** begin WORKING DATA **
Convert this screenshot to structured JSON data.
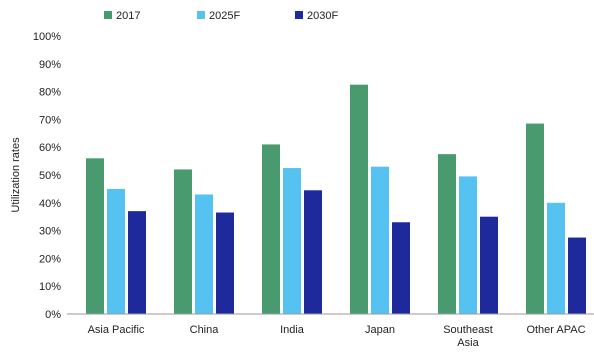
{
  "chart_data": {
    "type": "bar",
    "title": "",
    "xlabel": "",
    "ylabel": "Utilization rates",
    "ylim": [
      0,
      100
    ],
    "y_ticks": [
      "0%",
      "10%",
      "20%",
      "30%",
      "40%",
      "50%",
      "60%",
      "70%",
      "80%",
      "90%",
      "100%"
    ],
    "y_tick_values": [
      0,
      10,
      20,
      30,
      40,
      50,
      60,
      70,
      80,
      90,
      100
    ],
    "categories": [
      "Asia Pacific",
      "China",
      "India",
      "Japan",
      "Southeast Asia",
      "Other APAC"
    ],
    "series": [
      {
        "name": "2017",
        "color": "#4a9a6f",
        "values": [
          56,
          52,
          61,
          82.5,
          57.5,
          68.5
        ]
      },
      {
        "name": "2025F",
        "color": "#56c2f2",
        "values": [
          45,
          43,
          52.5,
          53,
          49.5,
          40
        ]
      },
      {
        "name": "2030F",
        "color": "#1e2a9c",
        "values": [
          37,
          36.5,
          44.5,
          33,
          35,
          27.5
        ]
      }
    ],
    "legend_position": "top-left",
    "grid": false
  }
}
** end WORKING DATA **
** begin WORKING DATA **
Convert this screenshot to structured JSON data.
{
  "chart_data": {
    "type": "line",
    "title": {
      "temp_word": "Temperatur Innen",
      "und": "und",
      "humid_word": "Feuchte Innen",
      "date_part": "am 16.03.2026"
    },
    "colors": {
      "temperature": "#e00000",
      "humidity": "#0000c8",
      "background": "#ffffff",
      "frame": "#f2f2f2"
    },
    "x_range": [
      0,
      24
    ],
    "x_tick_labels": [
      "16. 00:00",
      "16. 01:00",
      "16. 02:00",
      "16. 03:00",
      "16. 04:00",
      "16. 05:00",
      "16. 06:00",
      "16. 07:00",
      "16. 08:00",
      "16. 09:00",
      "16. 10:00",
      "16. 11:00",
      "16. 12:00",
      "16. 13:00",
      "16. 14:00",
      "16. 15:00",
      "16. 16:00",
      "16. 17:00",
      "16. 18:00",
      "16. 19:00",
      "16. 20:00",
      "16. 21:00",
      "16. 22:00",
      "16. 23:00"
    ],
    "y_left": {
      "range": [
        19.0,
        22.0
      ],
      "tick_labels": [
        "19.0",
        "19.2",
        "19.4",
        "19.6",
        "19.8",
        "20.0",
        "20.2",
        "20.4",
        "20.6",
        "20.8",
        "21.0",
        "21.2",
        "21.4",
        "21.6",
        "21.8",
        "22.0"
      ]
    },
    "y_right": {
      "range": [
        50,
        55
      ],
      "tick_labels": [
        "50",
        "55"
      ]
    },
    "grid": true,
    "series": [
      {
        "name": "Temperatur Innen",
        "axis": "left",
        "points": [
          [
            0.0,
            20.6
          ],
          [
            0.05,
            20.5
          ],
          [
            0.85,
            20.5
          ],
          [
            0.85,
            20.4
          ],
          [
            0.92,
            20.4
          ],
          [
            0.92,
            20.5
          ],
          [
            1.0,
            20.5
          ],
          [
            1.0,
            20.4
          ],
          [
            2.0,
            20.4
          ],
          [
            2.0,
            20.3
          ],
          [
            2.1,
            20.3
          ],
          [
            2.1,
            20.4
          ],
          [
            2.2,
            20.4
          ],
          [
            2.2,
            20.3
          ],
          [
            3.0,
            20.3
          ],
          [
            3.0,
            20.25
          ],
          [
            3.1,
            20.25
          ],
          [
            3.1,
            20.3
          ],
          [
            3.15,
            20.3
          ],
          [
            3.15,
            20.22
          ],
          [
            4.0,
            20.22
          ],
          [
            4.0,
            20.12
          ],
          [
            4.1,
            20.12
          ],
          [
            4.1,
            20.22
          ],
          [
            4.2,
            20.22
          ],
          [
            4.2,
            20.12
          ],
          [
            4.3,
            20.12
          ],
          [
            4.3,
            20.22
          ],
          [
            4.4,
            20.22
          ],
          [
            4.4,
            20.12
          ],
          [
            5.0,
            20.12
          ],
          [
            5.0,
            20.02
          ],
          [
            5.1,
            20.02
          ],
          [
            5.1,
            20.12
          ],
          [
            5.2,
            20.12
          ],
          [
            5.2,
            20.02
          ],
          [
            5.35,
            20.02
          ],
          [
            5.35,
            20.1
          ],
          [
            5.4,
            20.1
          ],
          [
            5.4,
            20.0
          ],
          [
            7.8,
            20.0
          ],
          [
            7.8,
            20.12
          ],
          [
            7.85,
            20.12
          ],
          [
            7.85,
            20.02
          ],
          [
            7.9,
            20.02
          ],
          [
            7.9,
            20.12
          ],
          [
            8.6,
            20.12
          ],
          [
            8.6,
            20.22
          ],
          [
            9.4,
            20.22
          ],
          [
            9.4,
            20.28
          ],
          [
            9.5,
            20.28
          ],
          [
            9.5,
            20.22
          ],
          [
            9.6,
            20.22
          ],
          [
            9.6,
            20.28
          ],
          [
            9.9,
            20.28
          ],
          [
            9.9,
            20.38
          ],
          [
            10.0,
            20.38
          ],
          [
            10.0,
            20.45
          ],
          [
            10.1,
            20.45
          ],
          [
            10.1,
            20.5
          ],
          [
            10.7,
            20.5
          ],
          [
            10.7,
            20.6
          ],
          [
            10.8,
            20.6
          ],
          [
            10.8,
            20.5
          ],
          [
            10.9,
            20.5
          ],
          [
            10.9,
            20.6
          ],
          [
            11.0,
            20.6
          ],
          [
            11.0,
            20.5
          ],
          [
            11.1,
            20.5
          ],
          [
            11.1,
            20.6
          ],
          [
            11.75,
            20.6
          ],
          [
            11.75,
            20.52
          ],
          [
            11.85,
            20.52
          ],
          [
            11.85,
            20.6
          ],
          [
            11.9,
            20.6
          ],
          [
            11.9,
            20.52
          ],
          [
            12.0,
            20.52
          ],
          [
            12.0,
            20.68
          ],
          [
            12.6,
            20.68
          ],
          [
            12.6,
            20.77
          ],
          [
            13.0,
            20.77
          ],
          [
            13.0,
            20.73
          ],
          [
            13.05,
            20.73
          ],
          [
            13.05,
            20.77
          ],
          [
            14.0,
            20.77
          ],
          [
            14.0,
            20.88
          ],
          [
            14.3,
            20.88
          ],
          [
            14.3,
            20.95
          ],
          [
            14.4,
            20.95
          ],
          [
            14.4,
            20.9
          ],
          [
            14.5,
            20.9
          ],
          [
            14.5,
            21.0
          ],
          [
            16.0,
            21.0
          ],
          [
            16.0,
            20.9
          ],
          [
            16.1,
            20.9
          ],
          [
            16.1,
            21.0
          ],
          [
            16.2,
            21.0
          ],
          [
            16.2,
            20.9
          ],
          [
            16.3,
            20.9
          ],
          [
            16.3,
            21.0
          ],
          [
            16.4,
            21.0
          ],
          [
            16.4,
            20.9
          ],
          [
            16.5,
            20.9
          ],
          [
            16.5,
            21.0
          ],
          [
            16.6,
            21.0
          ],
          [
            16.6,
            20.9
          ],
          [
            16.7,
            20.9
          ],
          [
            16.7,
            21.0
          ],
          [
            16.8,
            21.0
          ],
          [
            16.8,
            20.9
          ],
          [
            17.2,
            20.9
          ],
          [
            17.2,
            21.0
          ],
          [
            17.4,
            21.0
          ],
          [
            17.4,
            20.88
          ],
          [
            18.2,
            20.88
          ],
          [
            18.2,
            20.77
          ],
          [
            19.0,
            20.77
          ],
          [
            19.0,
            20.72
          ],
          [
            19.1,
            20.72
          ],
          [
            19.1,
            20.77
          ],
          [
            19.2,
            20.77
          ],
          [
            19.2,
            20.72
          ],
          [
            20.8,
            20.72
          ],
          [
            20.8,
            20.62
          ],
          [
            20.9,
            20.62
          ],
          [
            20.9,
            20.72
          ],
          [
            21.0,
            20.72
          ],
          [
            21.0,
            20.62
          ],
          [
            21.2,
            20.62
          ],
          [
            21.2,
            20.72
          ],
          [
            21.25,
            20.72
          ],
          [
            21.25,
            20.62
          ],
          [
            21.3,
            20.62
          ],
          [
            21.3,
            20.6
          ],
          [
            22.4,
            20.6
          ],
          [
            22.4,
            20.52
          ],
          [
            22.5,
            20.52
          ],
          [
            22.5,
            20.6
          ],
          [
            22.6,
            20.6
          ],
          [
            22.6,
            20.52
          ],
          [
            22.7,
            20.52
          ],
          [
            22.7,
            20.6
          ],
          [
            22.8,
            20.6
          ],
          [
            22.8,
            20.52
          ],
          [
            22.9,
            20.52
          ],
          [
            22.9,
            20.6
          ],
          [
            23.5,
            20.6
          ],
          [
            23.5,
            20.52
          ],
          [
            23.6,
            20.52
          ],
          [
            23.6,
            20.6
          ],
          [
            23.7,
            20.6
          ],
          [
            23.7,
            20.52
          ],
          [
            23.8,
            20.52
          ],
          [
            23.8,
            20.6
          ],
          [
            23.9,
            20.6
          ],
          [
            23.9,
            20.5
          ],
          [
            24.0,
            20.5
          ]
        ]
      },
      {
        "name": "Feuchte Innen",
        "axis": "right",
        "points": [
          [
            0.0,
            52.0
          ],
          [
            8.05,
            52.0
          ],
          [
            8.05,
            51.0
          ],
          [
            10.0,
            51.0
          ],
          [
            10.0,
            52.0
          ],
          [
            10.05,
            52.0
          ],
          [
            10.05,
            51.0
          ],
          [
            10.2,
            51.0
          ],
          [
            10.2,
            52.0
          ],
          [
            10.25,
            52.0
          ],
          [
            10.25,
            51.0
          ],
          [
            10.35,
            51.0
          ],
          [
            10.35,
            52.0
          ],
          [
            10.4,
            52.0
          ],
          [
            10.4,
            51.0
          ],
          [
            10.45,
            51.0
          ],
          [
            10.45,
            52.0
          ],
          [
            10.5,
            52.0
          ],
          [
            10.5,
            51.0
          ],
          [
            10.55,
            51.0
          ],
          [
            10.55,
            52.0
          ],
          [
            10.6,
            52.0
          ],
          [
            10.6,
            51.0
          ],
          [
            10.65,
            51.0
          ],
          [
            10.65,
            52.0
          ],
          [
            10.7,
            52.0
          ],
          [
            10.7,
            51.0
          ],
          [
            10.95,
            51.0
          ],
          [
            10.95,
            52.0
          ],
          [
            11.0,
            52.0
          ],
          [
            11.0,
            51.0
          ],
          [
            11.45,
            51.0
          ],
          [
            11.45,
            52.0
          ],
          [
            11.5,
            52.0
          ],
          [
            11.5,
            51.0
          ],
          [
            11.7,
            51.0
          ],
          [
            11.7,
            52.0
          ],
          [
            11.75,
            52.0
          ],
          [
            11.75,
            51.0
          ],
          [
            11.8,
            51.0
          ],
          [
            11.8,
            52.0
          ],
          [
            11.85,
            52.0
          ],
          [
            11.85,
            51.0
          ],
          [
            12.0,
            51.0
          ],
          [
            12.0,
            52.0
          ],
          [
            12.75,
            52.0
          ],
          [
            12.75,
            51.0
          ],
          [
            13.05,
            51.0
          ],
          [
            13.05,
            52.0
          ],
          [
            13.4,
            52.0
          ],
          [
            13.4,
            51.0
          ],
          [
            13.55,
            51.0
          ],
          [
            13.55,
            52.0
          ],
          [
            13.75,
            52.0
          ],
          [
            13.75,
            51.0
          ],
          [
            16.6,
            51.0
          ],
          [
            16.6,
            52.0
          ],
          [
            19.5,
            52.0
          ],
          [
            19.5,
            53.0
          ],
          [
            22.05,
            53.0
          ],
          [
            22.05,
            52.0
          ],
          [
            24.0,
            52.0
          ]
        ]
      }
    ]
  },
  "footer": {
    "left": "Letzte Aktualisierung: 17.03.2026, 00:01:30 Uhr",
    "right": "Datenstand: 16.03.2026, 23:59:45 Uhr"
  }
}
** end WORKING DATA **
» **WHAT THE TASK REQUIRES**:
Locate and copy each line in the data above that includes the word "name".

» **WRITTEN REPLY**:
        "name": "2017",
        "name": "2025F",
        "name": "2030F",
        "name": "Temperatur Innen",
        "name": "Feuchte Innen",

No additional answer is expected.